▶ WHAT THIS TASK INVOLVES:
Please copy every line of the entries below without changing a single character.

▶ ITEMS:

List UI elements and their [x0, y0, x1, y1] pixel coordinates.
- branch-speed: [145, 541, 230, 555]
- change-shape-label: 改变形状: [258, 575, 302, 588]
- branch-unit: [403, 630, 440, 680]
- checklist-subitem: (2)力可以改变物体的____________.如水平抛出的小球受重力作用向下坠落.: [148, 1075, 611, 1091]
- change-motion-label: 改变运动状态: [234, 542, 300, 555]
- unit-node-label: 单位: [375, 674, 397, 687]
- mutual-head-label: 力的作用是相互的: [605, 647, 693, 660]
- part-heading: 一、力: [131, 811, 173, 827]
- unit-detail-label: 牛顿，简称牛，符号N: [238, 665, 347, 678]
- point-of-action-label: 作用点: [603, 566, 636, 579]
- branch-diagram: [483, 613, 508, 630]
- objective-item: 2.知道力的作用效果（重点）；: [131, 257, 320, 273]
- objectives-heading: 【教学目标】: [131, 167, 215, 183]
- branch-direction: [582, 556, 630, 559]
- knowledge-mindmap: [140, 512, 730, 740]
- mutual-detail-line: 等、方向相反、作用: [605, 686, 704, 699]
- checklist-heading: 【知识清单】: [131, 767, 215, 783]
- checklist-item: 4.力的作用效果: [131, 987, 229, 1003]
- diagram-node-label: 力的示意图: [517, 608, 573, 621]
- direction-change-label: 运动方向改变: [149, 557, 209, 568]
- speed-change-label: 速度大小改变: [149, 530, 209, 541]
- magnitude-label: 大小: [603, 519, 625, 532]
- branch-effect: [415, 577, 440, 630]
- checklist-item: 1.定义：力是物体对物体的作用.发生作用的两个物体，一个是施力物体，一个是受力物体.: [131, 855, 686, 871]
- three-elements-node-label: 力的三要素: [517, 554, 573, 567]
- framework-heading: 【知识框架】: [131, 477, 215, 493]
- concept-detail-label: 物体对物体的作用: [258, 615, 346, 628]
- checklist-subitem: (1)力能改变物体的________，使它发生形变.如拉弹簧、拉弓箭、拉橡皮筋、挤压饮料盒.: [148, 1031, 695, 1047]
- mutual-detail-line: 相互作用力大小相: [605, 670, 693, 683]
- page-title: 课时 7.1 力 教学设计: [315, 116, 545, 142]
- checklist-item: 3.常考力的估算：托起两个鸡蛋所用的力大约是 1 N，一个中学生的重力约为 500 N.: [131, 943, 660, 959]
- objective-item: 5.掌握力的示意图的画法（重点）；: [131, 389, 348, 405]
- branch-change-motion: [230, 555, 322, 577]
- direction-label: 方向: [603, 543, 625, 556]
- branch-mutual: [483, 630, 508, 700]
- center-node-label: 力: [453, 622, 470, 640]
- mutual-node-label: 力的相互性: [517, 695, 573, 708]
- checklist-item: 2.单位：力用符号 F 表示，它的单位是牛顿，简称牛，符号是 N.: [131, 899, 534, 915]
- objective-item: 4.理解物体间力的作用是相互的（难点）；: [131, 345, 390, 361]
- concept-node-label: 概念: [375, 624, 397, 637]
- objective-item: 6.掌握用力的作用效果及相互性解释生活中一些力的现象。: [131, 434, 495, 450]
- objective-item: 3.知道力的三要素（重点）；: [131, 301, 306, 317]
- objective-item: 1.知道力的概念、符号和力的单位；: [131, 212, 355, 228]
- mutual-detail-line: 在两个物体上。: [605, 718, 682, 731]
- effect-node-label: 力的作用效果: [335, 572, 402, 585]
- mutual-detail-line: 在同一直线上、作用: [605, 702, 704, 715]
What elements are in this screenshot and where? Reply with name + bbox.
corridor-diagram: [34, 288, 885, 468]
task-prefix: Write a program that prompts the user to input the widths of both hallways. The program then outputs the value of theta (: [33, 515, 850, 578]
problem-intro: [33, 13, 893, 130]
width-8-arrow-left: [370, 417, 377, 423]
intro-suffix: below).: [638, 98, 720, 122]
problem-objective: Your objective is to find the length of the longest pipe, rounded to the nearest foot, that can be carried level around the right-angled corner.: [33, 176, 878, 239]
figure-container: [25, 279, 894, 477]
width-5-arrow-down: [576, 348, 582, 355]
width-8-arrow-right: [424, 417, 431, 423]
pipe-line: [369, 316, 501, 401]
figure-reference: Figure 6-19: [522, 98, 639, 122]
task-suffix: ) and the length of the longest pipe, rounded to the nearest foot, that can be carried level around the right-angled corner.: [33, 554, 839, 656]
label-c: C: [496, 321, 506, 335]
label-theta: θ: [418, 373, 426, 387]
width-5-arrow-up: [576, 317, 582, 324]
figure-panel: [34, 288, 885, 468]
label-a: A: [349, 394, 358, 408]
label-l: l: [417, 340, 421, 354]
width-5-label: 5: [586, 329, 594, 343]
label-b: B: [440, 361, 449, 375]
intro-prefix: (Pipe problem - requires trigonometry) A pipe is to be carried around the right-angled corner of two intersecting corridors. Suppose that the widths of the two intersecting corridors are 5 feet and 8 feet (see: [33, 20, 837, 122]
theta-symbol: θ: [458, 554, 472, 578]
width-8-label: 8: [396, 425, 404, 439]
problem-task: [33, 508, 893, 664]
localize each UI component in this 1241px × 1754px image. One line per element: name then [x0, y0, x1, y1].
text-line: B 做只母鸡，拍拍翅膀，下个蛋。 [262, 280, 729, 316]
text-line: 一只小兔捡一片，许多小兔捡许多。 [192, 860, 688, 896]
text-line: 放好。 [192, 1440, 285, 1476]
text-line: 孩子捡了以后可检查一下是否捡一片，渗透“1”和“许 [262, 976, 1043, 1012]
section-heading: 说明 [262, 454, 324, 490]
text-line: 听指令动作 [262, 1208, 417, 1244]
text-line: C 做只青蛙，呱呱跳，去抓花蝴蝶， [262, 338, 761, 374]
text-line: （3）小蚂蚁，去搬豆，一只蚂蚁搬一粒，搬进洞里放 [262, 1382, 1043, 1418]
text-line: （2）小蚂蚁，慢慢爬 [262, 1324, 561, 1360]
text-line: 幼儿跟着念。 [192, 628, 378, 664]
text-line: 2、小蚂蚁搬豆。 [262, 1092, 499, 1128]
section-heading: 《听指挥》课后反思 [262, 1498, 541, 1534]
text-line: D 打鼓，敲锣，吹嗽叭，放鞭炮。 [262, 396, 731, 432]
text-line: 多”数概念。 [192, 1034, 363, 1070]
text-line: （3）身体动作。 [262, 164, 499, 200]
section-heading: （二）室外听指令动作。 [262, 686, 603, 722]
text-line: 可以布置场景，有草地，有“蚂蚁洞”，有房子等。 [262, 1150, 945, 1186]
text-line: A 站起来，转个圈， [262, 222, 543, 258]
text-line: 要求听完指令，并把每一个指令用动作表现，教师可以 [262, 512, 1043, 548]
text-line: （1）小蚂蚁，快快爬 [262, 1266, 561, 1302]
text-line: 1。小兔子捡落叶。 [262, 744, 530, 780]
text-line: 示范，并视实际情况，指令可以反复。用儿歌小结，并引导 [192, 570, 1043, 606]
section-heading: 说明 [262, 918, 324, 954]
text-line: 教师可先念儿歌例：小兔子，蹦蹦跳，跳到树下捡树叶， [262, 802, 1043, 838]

▶ FINAL RESULT:
List UI elements and their [x0, y0, x1, y1] pixel coordinates.
- branch-speed: [145, 541, 230, 555]
- change-shape-label: 改变形状: [258, 575, 302, 588]
- branch-unit: [403, 630, 440, 680]
- checklist-subitem: (2)力可以改变物体的____________.如水平抛出的小球受重力作用向下坠落.: [148, 1075, 611, 1091]
- change-motion-label: 改变运动状态: [234, 542, 300, 555]
- unit-node-label: 单位: [375, 674, 397, 687]
- mutual-head-label: 力的作用是相互的: [605, 647, 693, 660]
- part-heading: 一、力: [131, 811, 173, 827]
- unit-detail-label: 牛顿，简称牛，符号N: [238, 665, 347, 678]
- point-of-action-label: 作用点: [603, 566, 636, 579]
- branch-diagram: [483, 613, 508, 630]
- objective-item: 2.知道力的作用效果（重点）；: [131, 257, 320, 273]
- objectives-heading: 【教学目标】: [131, 167, 215, 183]
- branch-direction: [582, 556, 630, 559]
- knowledge-mindmap: [140, 512, 730, 740]
- mutual-detail-line: 等、方向相反、作用: [605, 686, 704, 699]
- checklist-heading: 【知识清单】: [131, 767, 215, 783]
- checklist-item: 4.力的作用效果: [131, 987, 229, 1003]
- diagram-node-label: 力的示意图: [517, 608, 573, 621]
- direction-change-label: 运动方向改变: [149, 557, 209, 568]
- speed-change-label: 速度大小改变: [149, 530, 209, 541]
- magnitude-label: 大小: [603, 519, 625, 532]
- branch-effect: [415, 577, 440, 630]
- checklist-item: 1.定义：力是物体对物体的作用.发生作用的两个物体，一个是施力物体，一个是受力物体.: [131, 855, 686, 871]
- three-elements-node-label: 力的三要素: [517, 554, 573, 567]
- framework-heading: 【知识框架】: [131, 477, 215, 493]
- concept-detail-label: 物体对物体的作用: [258, 615, 346, 628]
- checklist-subitem: (1)力能改变物体的________，使它发生形变.如拉弹簧、拉弓箭、拉橡皮筋、挤压饮料盒.: [148, 1031, 695, 1047]
- mutual-detail-line: 相互作用力大小相: [605, 670, 693, 683]
- page-title: 课时 7.1 力 教学设计: [315, 116, 545, 142]
- checklist-item: 3.常考力的估算：托起两个鸡蛋所用的力大约是 1 N，一个中学生的重力约为 500 N.: [131, 943, 660, 959]
- objective-item: 5.掌握力的示意图的画法（重点）；: [131, 389, 348, 405]
- branch-change-motion: [230, 555, 322, 577]
- direction-label: 方向: [603, 543, 625, 556]
- branch-mutual: [483, 630, 508, 700]
- center-node-label: 力: [453, 622, 470, 640]
- mutual-node-label: 力的相互性: [517, 695, 573, 708]
- checklist-item: 2.单位：力用符号 F 表示，它的单位是牛顿，简称牛，符号是 N.: [131, 899, 534, 915]
- objective-item: 4.理解物体间力的作用是相互的（难点）；: [131, 345, 390, 361]
- concept-node-label: 概念: [375, 624, 397, 637]
- objective-item: 6.掌握用力的作用效果及相互性解释生活中一些力的现象。: [131, 434, 495, 450]
- objective-item: 3.知道力的三要素（重点）；: [131, 301, 306, 317]
- objective-item: 1.知道力的概念、符号和力的单位；: [131, 212, 355, 228]
- mutual-detail-line: 在两个物体上。: [605, 718, 682, 731]
- effect-node-label: 力的作用效果: [335, 572, 402, 585]
- mutual-detail-line: 在同一直线上、作用: [605, 702, 704, 715]
What elements are in this screenshot and where? Reply with name + bbox.
corridor-diagram: [34, 288, 885, 468]
task-prefix: Write a program that prompts the user to input the widths of both hallways. The program then outputs the value of theta (: [33, 515, 850, 578]
problem-intro: [33, 13, 893, 130]
width-8-arrow-left: [370, 417, 377, 423]
intro-suffix: below).: [638, 98, 720, 122]
problem-objective: Your objective is to find the length of the longest pipe, rounded to the nearest foot, that can be carried level around the right-angled corner.: [33, 176, 878, 239]
figure-container: [25, 279, 894, 477]
width-5-arrow-down: [576, 348, 582, 355]
width-8-arrow-right: [424, 417, 431, 423]
pipe-line: [369, 316, 501, 401]
figure-reference: Figure 6-19: [522, 98, 639, 122]
task-suffix: ) and the length of the longest pipe, rounded to the nearest foot, that can be carried level around the right-angled corner.: [33, 554, 839, 656]
label-c: C: [496, 321, 506, 335]
label-theta: θ: [418, 373, 426, 387]
width-5-arrow-up: [576, 317, 582, 324]
figure-panel: [34, 288, 885, 468]
label-a: A: [349, 394, 358, 408]
label-l: l: [417, 340, 421, 354]
width-5-label: 5: [586, 329, 594, 343]
label-b: B: [440, 361, 449, 375]
intro-prefix: (Pipe problem - requires trigonometry) A pipe is to be carried around the right-angled corner of two intersecting corridors. Suppose that the widths of the two intersecting corridors are 5 feet and 8 feet (see: [33, 20, 837, 122]
theta-symbol: θ: [458, 554, 472, 578]
width-8-label: 8: [396, 425, 404, 439]
problem-task: [33, 508, 893, 664]
localize each UI component in this 1241px × 1754px image. One line per element: name then [x0, y0, x1, y1].
text-line: B 做只母鸡，拍拍翅膀，下个蛋。 [262, 280, 729, 316]
text-line: 一只小兔捡一片，许多小兔捡许多。 [192, 860, 688, 896]
text-line: 放好。 [192, 1440, 285, 1476]
text-line: 孩子捡了以后可检查一下是否捡一片，渗透“1”和“许 [262, 976, 1043, 1012]
section-heading: 说明 [262, 454, 324, 490]
text-line: 听指令动作 [262, 1208, 417, 1244]
text-line: C 做只青蛙，呱呱跳，去抓花蝴蝶， [262, 338, 761, 374]
text-line: （3）小蚂蚁，去搬豆，一只蚂蚁搬一粒，搬进洞里放 [262, 1382, 1043, 1418]
text-line: （2）小蚂蚁，慢慢爬 [262, 1324, 561, 1360]
text-line: 幼儿跟着念。 [192, 628, 378, 664]
text-line: 2、小蚂蚁搬豆。 [262, 1092, 499, 1128]
section-heading: 《听指挥》课后反思 [262, 1498, 541, 1534]
text-line: D 打鼓，敲锣，吹嗽叭，放鞭炮。 [262, 396, 731, 432]
text-line: 多”数概念。 [192, 1034, 363, 1070]
text-line: （3）身体动作。 [262, 164, 499, 200]
section-heading: （二）室外听指令动作。 [262, 686, 603, 722]
text-line: 可以布置场景，有草地，有“蚂蚁洞”，有房子等。 [262, 1150, 945, 1186]
text-line: A 站起来，转个圈， [262, 222, 543, 258]
text-line: 要求听完指令，并把每一个指令用动作表现，教师可以 [262, 512, 1043, 548]
text-line: （1）小蚂蚁，快快爬 [262, 1266, 561, 1302]
text-line: 1。小兔子捡落叶。 [262, 744, 530, 780]
text-line: 示范，并视实际情况，指令可以反复。用儿歌小结，并引导 [192, 570, 1043, 606]
section-heading: 说明 [262, 918, 324, 954]
text-line: 教师可先念儿歌例：小兔子，蹦蹦跳，跳到树下捡树叶， [262, 802, 1043, 838]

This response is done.